> _PROVIDED ENTRIES_:

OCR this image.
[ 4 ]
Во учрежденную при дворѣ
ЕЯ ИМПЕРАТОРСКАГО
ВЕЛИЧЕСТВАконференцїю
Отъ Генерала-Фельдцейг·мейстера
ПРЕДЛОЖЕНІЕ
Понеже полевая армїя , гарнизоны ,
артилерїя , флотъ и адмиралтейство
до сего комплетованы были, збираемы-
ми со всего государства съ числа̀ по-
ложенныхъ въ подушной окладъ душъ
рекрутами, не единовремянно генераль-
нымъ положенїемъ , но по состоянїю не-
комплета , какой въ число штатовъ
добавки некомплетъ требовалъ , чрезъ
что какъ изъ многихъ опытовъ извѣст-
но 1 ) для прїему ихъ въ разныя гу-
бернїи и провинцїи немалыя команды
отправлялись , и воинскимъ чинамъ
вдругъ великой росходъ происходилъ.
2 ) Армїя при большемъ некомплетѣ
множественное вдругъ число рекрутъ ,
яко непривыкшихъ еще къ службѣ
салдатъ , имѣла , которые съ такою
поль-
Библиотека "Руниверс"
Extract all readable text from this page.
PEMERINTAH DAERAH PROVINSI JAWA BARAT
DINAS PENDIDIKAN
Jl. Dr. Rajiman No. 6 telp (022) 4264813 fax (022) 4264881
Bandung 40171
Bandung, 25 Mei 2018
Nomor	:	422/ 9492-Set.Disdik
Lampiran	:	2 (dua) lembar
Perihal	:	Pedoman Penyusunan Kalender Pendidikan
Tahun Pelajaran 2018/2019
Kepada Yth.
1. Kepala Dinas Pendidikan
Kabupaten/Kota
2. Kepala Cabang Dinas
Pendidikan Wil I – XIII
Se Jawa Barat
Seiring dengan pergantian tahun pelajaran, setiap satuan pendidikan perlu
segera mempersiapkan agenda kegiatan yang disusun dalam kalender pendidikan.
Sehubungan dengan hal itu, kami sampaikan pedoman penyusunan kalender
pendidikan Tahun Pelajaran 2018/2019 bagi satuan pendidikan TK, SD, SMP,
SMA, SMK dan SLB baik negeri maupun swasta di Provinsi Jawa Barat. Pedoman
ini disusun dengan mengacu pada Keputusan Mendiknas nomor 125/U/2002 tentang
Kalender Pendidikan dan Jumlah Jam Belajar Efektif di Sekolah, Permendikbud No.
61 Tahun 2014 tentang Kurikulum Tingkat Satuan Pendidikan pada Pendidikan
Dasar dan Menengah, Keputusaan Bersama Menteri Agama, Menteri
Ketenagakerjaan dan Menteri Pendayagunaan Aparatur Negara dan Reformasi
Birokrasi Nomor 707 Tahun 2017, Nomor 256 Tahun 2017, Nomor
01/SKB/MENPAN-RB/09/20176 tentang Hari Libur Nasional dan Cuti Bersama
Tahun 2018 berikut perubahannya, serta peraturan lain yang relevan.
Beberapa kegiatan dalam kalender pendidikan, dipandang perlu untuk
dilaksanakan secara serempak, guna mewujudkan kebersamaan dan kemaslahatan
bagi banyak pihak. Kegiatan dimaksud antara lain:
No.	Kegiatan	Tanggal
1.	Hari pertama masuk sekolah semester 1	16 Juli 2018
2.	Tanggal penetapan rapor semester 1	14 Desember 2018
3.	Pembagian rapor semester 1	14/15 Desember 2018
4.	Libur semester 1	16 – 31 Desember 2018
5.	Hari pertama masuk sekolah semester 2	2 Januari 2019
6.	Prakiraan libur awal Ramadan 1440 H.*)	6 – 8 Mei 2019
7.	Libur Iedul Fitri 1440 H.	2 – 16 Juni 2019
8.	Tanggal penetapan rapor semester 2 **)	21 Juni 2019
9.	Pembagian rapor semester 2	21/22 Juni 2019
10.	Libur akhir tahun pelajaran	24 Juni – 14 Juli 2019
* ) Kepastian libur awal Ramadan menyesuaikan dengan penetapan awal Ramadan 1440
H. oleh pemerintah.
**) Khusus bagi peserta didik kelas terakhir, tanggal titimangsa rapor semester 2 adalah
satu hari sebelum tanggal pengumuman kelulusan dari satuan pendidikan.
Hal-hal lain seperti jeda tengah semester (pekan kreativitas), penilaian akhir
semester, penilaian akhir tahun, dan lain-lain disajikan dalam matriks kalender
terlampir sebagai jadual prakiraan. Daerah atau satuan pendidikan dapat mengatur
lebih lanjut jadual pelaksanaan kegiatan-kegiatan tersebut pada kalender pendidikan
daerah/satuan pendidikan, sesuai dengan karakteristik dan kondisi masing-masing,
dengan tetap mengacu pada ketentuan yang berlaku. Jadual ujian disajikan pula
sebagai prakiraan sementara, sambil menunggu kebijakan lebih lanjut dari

> _TASK OBJECTIVE_:
Give back all the data exactly as written.

> _EXERCISE RESPONSE_:
OCR this image.
[ 4 ]
Во учрежденную при дворѣ
ЕЯ ИМПЕРАТОРСКАГО
ВЕЛИЧЕСТВАконференцїю
Отъ Генерала-Фельдцейг·мейстера
ПРЕДЛОЖЕНІЕ
Понеже полевая армїя , гарнизоны ,
артилерїя , флотъ и адмиралтейство
до сего комплетованы были, збираемы-
ми со всего государства съ числа̀ по-
ложенныхъ въ подушной окладъ душъ
рекрутами, не единовремянно генераль-
нымъ положенїемъ , но по состоянїю не-
комплета , какой въ число штатовъ
добавки некомплетъ требовалъ , чрезъ
что какъ изъ многихъ опытовъ извѣст-
но 1 ) для прїему ихъ въ разныя гу-
бернїи и провинцїи немалыя команды
отправлялись , и воинскимъ чинамъ
вдругъ великой росходъ происходилъ.
2 ) Армїя при большемъ некомплетѣ
множественное вдругъ число рекрутъ ,
яко непривыкшихъ еще къ службѣ
салдатъ , имѣла , которые съ такою
поль-
Библиотека "Руниверс"
Extract all readable text from this page.
PEMERINTAH DAERAH PROVINSI JAWA BARAT
DINAS PENDIDIKAN
Jl. Dr. Rajiman No. 6 telp (022) 4264813 fax (022) 4264881
Bandung 40171
Bandung, 25 Mei 2018
Nomor	:	422/ 9492-Set.Disdik
Lampiran	:	2 (dua) lembar
Perihal	:	Pedoman Penyusunan Kalender Pendidikan
Tahun Pelajaran 2018/2019
Kepada Yth.
1. Kepala Dinas Pendidikan
Kabupaten/Kota
2. Kepala Cabang Dinas
Pendidikan Wil I – XIII
Se Jawa Barat
Seiring dengan pergantian tahun pelajaran, setiap satuan pendidikan perlu
segera mempersiapkan agenda kegiatan yang disusun dalam kalender pendidikan.
Sehubungan dengan hal itu, kami sampaikan pedoman penyusunan kalender
pendidikan Tahun Pelajaran 2018/2019 bagi satuan pendidikan TK, SD, SMP,
SMA, SMK dan SLB baik negeri maupun swasta di Provinsi Jawa Barat. Pedoman
ini disusun dengan mengacu pada Keputusan Mendiknas nomor 125/U/2002 tentang
Kalender Pendidikan dan Jumlah Jam Belajar Efektif di Sekolah, Permendikbud No.
61 Tahun 2014 tentang Kurikulum Tingkat Satuan Pendidikan pada Pendidikan
Dasar dan Menengah, Keputusaan Bersama Menteri Agama, Menteri
Ketenagakerjaan dan Menteri Pendayagunaan Aparatur Negara dan Reformasi
Birokrasi Nomor 707 Tahun 2017, Nomor 256 Tahun 2017, Nomor
01/SKB/MENPAN-RB/09/20176 tentang Hari Libur Nasional dan Cuti Bersama
Tahun 2018 berikut perubahannya, serta peraturan lain yang relevan.
Beberapa kegiatan dalam kalender pendidikan, dipandang perlu untuk
dilaksanakan secara serempak, guna mewujudkan kebersamaan dan kemaslahatan
bagi banyak pihak. Kegiatan dimaksud antara lain:
No.	Kegiatan	Tanggal
1.	Hari pertama masuk sekolah semester 1	16 Juli 2018
2.	Tanggal penetapan rapor semester 1	14 Desember 2018
3.	Pembagian rapor semester 1	14/15 Desember 2018
4.	Libur semester 1	16 – 31 Desember 2018
5.	Hari pertama masuk sekolah semester 2	2 Januari 2019
6.	Prakiraan libur awal Ramadan 1440 H.*)	6 – 8 Mei 2019
7.	Libur Iedul Fitri 1440 H.	2 – 16 Juni 2019
8.	Tanggal penetapan rapor semester 2 **)	21 Juni 2019
9.	Pembagian rapor semester 2	21/22 Juni 2019
10.	Libur akhir tahun pelajaran	24 Juni – 14 Juli 2019
* ) Kepastian libur awal Ramadan menyesuaikan dengan penetapan awal Ramadan 1440
H. oleh pemerintah.
**) Khusus bagi peserta didik kelas terakhir, tanggal titimangsa rapor semester 2 adalah
satu hari sebelum tanggal pengumuman kelulusan dari satuan pendidikan.
Hal-hal lain seperti jeda tengah semester (pekan kreativitas), penilaian akhir
semester, penilaian akhir tahun, dan lain-lain disajikan dalam matriks kalender
terlampir sebagai jadual prakiraan. Daerah atau satuan pendidikan dapat mengatur
lebih lanjut jadual pelaksanaan kegiatan-kegiatan tersebut pada kalender pendidikan
daerah/satuan pendidikan, sesuai dengan karakteristik dan kondisi masing-masing,
dengan tetap mengacu pada ketentuan yang berlaku. Jadual ujian disajikan pula
sebagai prakiraan sementara, sambil menunggu kebijakan lebih lanjut dari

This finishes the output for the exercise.